_WHAT THE EXERCISE ASKS:_
Where the string "cost" occurs in the material below, report the whole line.

Figure content listings:
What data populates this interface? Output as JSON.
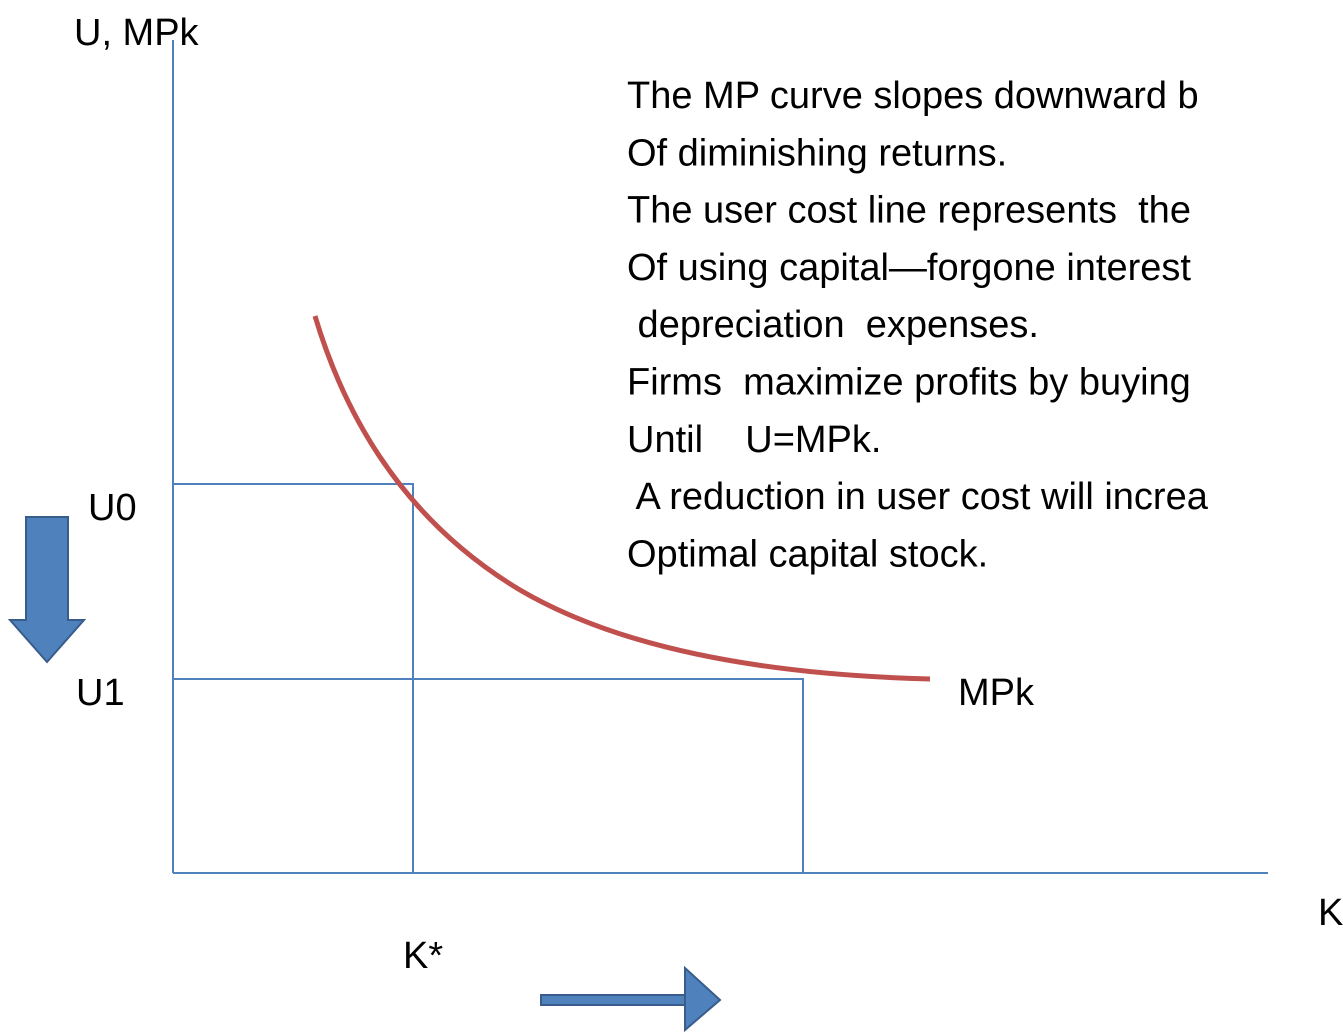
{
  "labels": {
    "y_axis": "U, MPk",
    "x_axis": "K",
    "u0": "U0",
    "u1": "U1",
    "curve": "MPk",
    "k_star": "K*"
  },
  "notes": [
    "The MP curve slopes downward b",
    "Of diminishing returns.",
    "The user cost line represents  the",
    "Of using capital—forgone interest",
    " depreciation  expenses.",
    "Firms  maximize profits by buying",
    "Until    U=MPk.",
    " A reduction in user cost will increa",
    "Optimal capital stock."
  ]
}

_ANSWER TO THIS PROBLEM:_
    "The user cost line represents  the",
    " A reduction in user cost will increa",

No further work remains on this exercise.